**Problem statement**. Write out the full set of records below exactly.

**Provided data**.
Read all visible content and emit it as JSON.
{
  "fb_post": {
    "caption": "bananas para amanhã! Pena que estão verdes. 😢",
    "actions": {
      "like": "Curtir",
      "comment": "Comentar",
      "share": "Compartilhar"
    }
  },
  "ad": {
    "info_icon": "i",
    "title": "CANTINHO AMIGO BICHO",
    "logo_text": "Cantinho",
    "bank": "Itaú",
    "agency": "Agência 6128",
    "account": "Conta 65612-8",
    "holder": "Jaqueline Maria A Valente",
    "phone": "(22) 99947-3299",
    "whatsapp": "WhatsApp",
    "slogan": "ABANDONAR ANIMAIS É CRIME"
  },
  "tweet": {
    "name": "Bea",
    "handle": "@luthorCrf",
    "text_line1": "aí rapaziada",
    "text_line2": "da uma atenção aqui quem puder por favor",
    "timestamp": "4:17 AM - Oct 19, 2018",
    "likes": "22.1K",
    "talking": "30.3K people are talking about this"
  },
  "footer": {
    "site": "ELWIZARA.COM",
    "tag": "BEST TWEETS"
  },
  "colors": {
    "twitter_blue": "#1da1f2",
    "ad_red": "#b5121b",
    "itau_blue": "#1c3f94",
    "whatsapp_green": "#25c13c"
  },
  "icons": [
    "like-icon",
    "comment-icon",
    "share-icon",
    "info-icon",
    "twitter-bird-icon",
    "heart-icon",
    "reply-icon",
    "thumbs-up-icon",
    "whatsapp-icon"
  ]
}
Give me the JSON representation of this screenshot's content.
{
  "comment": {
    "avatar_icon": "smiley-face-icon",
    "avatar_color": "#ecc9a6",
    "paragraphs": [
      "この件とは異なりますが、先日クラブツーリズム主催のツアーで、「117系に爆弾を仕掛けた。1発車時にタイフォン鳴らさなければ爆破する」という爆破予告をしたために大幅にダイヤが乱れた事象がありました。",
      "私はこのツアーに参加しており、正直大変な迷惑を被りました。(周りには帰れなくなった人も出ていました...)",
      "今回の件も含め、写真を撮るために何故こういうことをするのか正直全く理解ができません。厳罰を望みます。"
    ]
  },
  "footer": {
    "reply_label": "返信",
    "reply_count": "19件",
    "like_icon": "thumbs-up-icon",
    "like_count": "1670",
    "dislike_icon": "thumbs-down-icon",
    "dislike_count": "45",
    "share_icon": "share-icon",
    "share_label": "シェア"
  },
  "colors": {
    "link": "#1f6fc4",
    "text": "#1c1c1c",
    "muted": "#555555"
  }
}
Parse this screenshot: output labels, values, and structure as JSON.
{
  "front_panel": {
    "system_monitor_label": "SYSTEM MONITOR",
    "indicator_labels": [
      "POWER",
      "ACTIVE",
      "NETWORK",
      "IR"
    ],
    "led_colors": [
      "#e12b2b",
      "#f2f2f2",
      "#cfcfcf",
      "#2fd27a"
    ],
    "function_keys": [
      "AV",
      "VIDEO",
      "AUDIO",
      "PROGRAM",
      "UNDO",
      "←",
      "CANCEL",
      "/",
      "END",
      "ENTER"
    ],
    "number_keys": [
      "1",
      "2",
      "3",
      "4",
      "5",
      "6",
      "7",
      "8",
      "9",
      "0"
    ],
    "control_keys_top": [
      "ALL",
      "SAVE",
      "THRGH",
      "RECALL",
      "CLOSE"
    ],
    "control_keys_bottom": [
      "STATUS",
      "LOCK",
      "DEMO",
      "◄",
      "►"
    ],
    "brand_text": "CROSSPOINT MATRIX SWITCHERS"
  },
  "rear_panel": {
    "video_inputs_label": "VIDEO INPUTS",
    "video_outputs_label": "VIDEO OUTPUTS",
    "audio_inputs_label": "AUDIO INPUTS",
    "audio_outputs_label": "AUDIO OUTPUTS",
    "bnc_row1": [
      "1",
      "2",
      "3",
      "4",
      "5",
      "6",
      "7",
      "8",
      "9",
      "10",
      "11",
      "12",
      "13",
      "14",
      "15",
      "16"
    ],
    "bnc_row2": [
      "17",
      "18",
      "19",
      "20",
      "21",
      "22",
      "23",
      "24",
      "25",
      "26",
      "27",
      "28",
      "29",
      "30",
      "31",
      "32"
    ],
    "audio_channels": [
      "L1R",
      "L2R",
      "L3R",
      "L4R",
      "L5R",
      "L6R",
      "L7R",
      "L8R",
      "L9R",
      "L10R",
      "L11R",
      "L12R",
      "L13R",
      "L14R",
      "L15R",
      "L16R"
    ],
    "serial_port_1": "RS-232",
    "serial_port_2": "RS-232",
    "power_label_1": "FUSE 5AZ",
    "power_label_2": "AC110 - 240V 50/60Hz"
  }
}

**Exercise response**.
Read all visible content and emit it as JSON.
{
  "fb_post": {
    "caption": "bananas para amanhã! Pena que estão verdes. 😢",
    "actions": {
      "like": "Curtir",
      "comment": "Comentar",
      "share": "Compartilhar"
    }
  },
  "ad": {
    "info_icon": "i",
    "title": "CANTINHO AMIGO BICHO",
    "logo_text": "Cantinho",
    "bank": "Itaú",
    "agency": "Agência 6128",
    "account": "Conta 65612-8",
    "holder": "Jaqueline Maria A Valente",
    "phone": "(22) 99947-3299",
    "whatsapp": "WhatsApp",
    "slogan": "ABANDONAR ANIMAIS É CRIME"
  },
  "tweet": {
    "name": "Bea",
    "handle": "@luthorCrf",
    "text_line1": "aí rapaziada",
    "text_line2": "da uma atenção aqui quem puder por favor",
    "timestamp": "4:17 AM - Oct 19, 2018",
    "likes": "22.1K",
    "talking": "30.3K people are talking about this"
  },
  "footer": {
    "site": "ELWIZARA.COM",
    "tag": "BEST TWEETS"
  },
  "colors": {
    "twitter_blue": "#1da1f2",
    "ad_red": "#b5121b",
    "itau_blue": "#1c3f94",
    "whatsapp_green": "#25c13c"
  },
  "icons": [
    "like-icon",
    "comment-icon",
    "share-icon",
    "info-icon",
    "twitter-bird-icon",
    "heart-icon",
    "reply-icon",
    "thumbs-up-icon",
    "whatsapp-icon"
  ]
}
Give me the JSON representation of this screenshot's content.
{
  "comment": {
    "avatar_icon": "smiley-face-icon",
    "avatar_color": "#ecc9a6",
    "paragraphs": [
      "この件とは異なりますが、先日クラブツーリズム主催のツアーで、「117系に爆弾を仕掛けた。1発車時にタイフォン鳴らさなければ爆破する」という爆破予告をしたために大幅にダイヤが乱れた事象がありました。",
      "私はこのツアーに参加しており、正直大変な迷惑を被りました。(周りには帰れなくなった人も出ていました...)",
      "今回の件も含め、写真を撮るために何故こういうことをするのか正直全く理解ができません。厳罰を望みます。"
    ]
  },
  "footer": {
    "reply_label": "返信",
    "reply_count": "19件",
    "like_icon": "thumbs-up-icon",
    "like_count": "1670",
    "dislike_icon": "thumbs-down-icon",
    "dislike_count": "45",
    "share_icon": "share-icon",
    "share_label": "シェア"
  },
  "colors": {
    "link": "#1f6fc4",
    "text": "#1c1c1c",
    "muted": "#555555"
  }
}
Parse this screenshot: output labels, values, and structure as JSON.
{
  "front_panel": {
    "system_monitor_label": "SYSTEM MONITOR",
    "indicator_labels": [
      "POWER",
      "ACTIVE",
      "NETWORK",
      "IR"
    ],
    "led_colors": [
      "#e12b2b",
      "#f2f2f2",
      "#cfcfcf",
      "#2fd27a"
    ],
    "function_keys": [
      "AV",
      "VIDEO",
      "AUDIO",
      "PROGRAM",
      "UNDO",
      "←",
      "CANCEL",
      "/",
      "END",
      "ENTER"
    ],
    "number_keys": [
      "1",
      "2",
      "3",
      "4",
      "5",
      "6",
      "7",
      "8",
      "9",
      "0"
    ],
    "control_keys_top": [
      "ALL",
      "SAVE",
      "THRGH",
      "RECALL",
      "CLOSE"
    ],
    "control_keys_bottom": [
      "STATUS",
      "LOCK",
      "DEMO",
      "◄",
      "►"
    ],
    "brand_text": "CROSSPOINT MATRIX SWITCHERS"
  },
  "rear_panel": {
    "video_inputs_label": "VIDEO INPUTS",
    "video_outputs_label": "VIDEO OUTPUTS",
    "audio_inputs_label": "AUDIO INPUTS",
    "audio_outputs_label": "AUDIO OUTPUTS",
    "bnc_row1": [
      "1",
      "2",
      "3",
      "4",
      "5",
      "6",
      "7",
      "8",
      "9",
      "10",
      "11",
      "12",
      "13",
      "14",
      "15",
      "16"
    ],
    "bnc_row2": [
      "17",
      "18",
      "19",
      "20",
      "21",
      "22",
      "23",
      "24",
      "25",
      "26",
      "27",
      "28",
      "29",
      "30",
      "31",
      "32"
    ],
    "audio_channels": [
      "L1R",
      "L2R",
      "L3R",
      "L4R",
      "L5R",
      "L6R",
      "L7R",
      "L8R",
      "L9R",
      "L10R",
      "L11R",
      "L12R",
      "L13R",
      "L14R",
      "L15R",
      "L16R"
    ],
    "serial_port_1": "RS-232",
    "serial_port_2": "RS-232",
    "power_label_1": "FUSE 5AZ",
    "power_label_2": "AC110 - 240V 50/60Hz"
  }
}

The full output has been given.